* [Task prompt] Go through the data and copy every line exactly, but not the images.

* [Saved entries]
▬▬▬▬▬▬

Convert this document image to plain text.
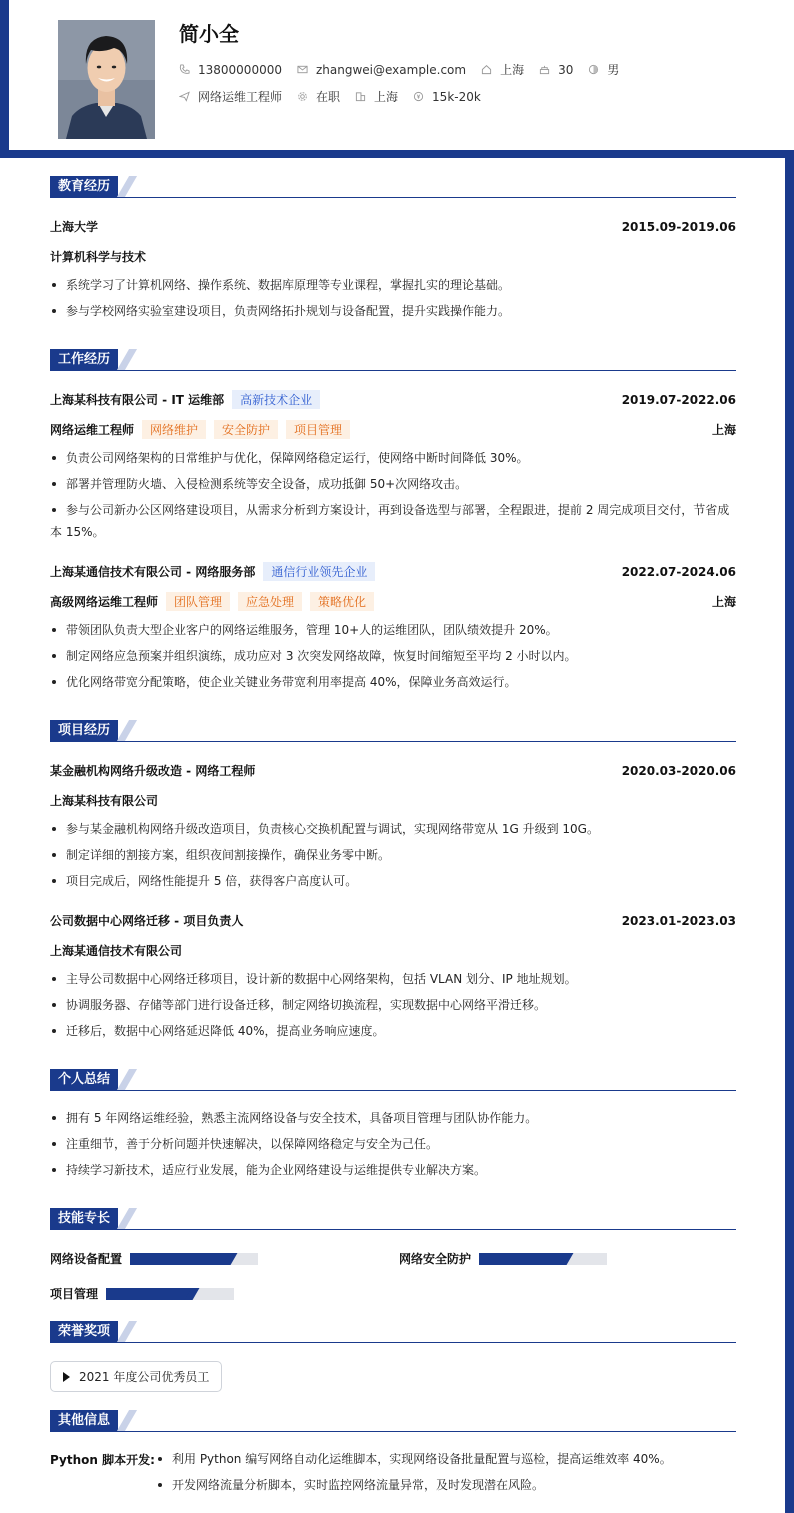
简小全
13800000000	zhangwei@example.com	上海	30	男
网络运维工程师	在职	上海	15k-20k
教育经历
上海大学	2015.09-2019.06
计算机科学与技术
系统学习了计算机网络、操作系统、数据库原理等专业课程，掌握扎实的理论基础。
参与学校网络实验室建设项目，负责网络拓扑规划与设备配置，提升实践操作能力。
工作经历
上海某科技有限公司 - IT 运维部	高新技术企业	2019.07-2022.06
网络运维工程师	网络维护	安全防护	项目管理	上海
负责公司网络架构的日常维护与优化，保障网络稳定运行，使网络中断时间降低 30%。
部署并管理防火墙、入侵检测系统等安全设备，成功抵御 50+次网络攻击。
参与公司新办公区网络建设项目，从需求分析到方案设计，再到设备选型与部署，全程跟进，提前 2 周完成项目交付，节省成
本 15%。
上海某通信技术有限公司 - 网络服务部	通信行业领先企业	2022.07-2024.06
高级网络运维工程师	团队管理	应急处理	策略优化	上海
带领团队负责大型企业客户的网络运维服务，管理 10+人的运维团队，团队绩效提升 20%。
制定网络应急预案并组织演练，成功应对 3 次突发网络故障，恢复时间缩短至平均 2 小时以内。
优化网络带宽分配策略，使企业关键业务带宽利用率提高 40%，保障业务高效运行。
项目经历
某金融机构网络升级改造 - 网络工程师	2020.03-2020.06
上海某科技有限公司
参与某金融机构网络升级改造项目，负责核心交换机配置与调试，实现网络带宽从 1G 升级到 10G。
制定详细的割接方案，组织夜间割接操作，确保业务零中断。
项目完成后，网络性能提升 5 倍，获得客户高度认可。
公司数据中心网络迁移 - 项目负责人	2023.01-2023.03
上海某通信技术有限公司
主导公司数据中心网络迁移项目，设计新的数据中心网络架构，包括 VLAN 划分、IP 地址规划。
协调服务器、存储等部门进行设备迁移，制定网络切换流程，实现数据中心网络平滑迁移。
迁移后，数据中心网络延迟降低 40%，提高业务响应速度。
个人总结
拥有 5 年网络运维经验，熟悉主流网络设备与安全技术，具备项目管理与团队协作能力。
注重细节，善于分析问题并快速解决，以保障网络稳定与安全为己任。
持续学习新技术，适应行业发展，能为企业网络建设与运维提供专业解决方案。
技能专长
网络设备配置	网络安全防护
项目管理
荣誉奖项
2021 年度公司优秀员工
其他信息
Python 脚本开发:	利用 Python 编写网络自动化运维脚本，实现网络设备批量配置与巡检，提高运维效率 40%。
开发网络流量分析脚本，实时监控网络流量异常，及时发现潜在风险。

▬▬▬▬▬▬

* [Written answer]
Convert this document image to plain text.
简小全
13800000000	zhangwei@example.com	上海	30	男
网络运维工程师	在职	上海	15k-20k
教育经历
上海大学	2015.09-2019.06
计算机科学与技术
系统学习了计算机网络、操作系统、数据库原理等专业课程，掌握扎实的理论基础。
参与学校网络实验室建设项目，负责网络拓扑规划与设备配置，提升实践操作能力。
工作经历
上海某科技有限公司 - IT 运维部	高新技术企业	2019.07-2022.06
网络运维工程师	网络维护	安全防护	项目管理	上海
负责公司网络架构的日常维护与优化，保障网络稳定运行，使网络中断时间降低 30%。
部署并管理防火墙、入侵检测系统等安全设备，成功抵御 50+次网络攻击。
参与公司新办公区网络建设项目，从需求分析到方案设计，再到设备选型与部署，全程跟进，提前 2 周完成项目交付，节省成
本 15%。
上海某通信技术有限公司 - 网络服务部	通信行业领先企业	2022.07-2024.06
高级网络运维工程师	团队管理	应急处理	策略优化	上海
带领团队负责大型企业客户的网络运维服务，管理 10+人的运维团队，团队绩效提升 20%。
制定网络应急预案并组织演练，成功应对 3 次突发网络故障，恢复时间缩短至平均 2 小时以内。
优化网络带宽分配策略，使企业关键业务带宽利用率提高 40%，保障业务高效运行。
项目经历
某金融机构网络升级改造 - 网络工程师	2020.03-2020.06
上海某科技有限公司
参与某金融机构网络升级改造项目，负责核心交换机配置与调试，实现网络带宽从 1G 升级到 10G。
制定详细的割接方案，组织夜间割接操作，确保业务零中断。
项目完成后，网络性能提升 5 倍，获得客户高度认可。
公司数据中心网络迁移 - 项目负责人	2023.01-2023.03
上海某通信技术有限公司
主导公司数据中心网络迁移项目，设计新的数据中心网络架构，包括 VLAN 划分、IP 地址规划。
协调服务器、存储等部门进行设备迁移，制定网络切换流程，实现数据中心网络平滑迁移。
迁移后，数据中心网络延迟降低 40%，提高业务响应速度。
个人总结
拥有 5 年网络运维经验，熟悉主流网络设备与安全技术，具备项目管理与团队协作能力。
注重细节，善于分析问题并快速解决，以保障网络稳定与安全为己任。
持续学习新技术，适应行业发展，能为企业网络建设与运维提供专业解决方案。
技能专长
网络设备配置	网络安全防护
项目管理
荣誉奖项
2021 年度公司优秀员工
其他信息
Python 脚本开发:	利用 Python 编写网络自动化运维脚本，实现网络设备批量配置与巡检，提高运维效率 40%。
开发网络流量分析脚本，实时监控网络流量异常，及时发现潜在风险。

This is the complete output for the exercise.